TASK TO COMPLETE: Return every line below as is, leaving out the pictures.

::: ENTRIES PROVIDED :::

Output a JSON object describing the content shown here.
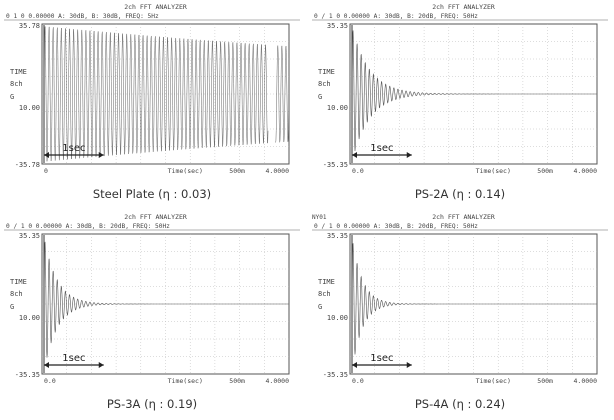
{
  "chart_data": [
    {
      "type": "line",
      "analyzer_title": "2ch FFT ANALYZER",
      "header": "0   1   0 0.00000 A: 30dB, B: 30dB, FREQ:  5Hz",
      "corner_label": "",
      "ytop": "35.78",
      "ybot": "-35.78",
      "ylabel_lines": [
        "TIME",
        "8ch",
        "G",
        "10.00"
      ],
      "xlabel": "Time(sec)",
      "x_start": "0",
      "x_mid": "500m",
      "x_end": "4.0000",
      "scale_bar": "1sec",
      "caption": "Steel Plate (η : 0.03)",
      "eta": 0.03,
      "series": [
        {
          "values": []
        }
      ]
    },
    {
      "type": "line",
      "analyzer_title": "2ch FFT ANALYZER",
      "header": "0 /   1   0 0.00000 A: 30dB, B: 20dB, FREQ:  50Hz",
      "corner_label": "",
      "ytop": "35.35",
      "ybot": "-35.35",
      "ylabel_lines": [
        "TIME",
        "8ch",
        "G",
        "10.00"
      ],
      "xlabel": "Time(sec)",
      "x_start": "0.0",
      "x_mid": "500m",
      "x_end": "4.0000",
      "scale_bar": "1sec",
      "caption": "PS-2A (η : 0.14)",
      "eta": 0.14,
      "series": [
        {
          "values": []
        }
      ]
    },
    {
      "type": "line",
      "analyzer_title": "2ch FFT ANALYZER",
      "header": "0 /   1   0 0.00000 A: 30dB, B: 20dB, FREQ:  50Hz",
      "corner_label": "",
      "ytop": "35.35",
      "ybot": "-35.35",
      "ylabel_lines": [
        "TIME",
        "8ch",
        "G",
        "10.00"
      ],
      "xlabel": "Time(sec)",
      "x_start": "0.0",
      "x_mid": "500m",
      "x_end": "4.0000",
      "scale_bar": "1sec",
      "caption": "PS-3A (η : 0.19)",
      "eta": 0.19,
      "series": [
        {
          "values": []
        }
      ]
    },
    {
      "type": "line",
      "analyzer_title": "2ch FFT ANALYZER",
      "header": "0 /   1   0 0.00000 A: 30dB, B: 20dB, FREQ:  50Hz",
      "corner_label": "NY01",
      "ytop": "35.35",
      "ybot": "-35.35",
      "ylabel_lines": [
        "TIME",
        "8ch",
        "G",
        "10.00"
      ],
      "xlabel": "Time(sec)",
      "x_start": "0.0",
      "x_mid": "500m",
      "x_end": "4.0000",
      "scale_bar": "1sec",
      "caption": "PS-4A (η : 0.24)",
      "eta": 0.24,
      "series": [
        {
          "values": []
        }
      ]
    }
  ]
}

:::

CORRECT RESULT:
Output a JSON object describing the content shown here.
{
  "chart_data": [
    {
      "type": "line",
      "analyzer_title": "2ch FFT ANALYZER",
      "header": "0   1   0 0.00000 A: 30dB, B: 30dB, FREQ:  5Hz",
      "corner_label": "",
      "ytop": "35.78",
      "ybot": "-35.78",
      "ylabel_lines": [
        "TIME",
        "8ch",
        "G",
        "10.00"
      ],
      "xlabel": "Time(sec)",
      "x_start": "0",
      "x_mid": "500m",
      "x_end": "4.0000",
      "scale_bar": "1sec",
      "caption": "Steel Plate (η : 0.03)",
      "eta": 0.03,
      "series": [
        {
          "values": []
        }
      ]
    },
    {
      "type": "line",
      "analyzer_title": "2ch FFT ANALYZER",
      "header": "0 /   1   0 0.00000 A: 30dB, B: 20dB, FREQ:  50Hz",
      "corner_label": "",
      "ytop": "35.35",
      "ybot": "-35.35",
      "ylabel_lines": [
        "TIME",
        "8ch",
        "G",
        "10.00"
      ],
      "xlabel": "Time(sec)",
      "x_start": "0.0",
      "x_mid": "500m",
      "x_end": "4.0000",
      "scale_bar": "1sec",
      "caption": "PS-2A (η : 0.14)",
      "eta": 0.14,
      "series": [
        {
          "values": []
        }
      ]
    },
    {
      "type": "line",
      "analyzer_title": "2ch FFT ANALYZER",
      "header": "0 /   1   0 0.00000 A: 30dB, B: 20dB, FREQ:  50Hz",
      "corner_label": "",
      "ytop": "35.35",
      "ybot": "-35.35",
      "ylabel_lines": [
        "TIME",
        "8ch",
        "G",
        "10.00"
      ],
      "xlabel": "Time(sec)",
      "x_start": "0.0",
      "x_mid": "500m",
      "x_end": "4.0000",
      "scale_bar": "1sec",
      "caption": "PS-3A (η : 0.19)",
      "eta": 0.19,
      "series": [
        {
          "values": []
        }
      ]
    },
    {
      "type": "line",
      "analyzer_title": "2ch FFT ANALYZER",
      "header": "0 /   1   0 0.00000 A: 30dB, B: 20dB, FREQ:  50Hz",
      "corner_label": "NY01",
      "ytop": "35.35",
      "ybot": "-35.35",
      "ylabel_lines": [
        "TIME",
        "8ch",
        "G",
        "10.00"
      ],
      "xlabel": "Time(sec)",
      "x_start": "0.0",
      "x_mid": "500m",
      "x_end": "4.0000",
      "scale_bar": "1sec",
      "caption": "PS-4A (η : 0.24)",
      "eta": 0.24,
      "series": [
        {
          "values": []
        }
      ]
    }
  ]
}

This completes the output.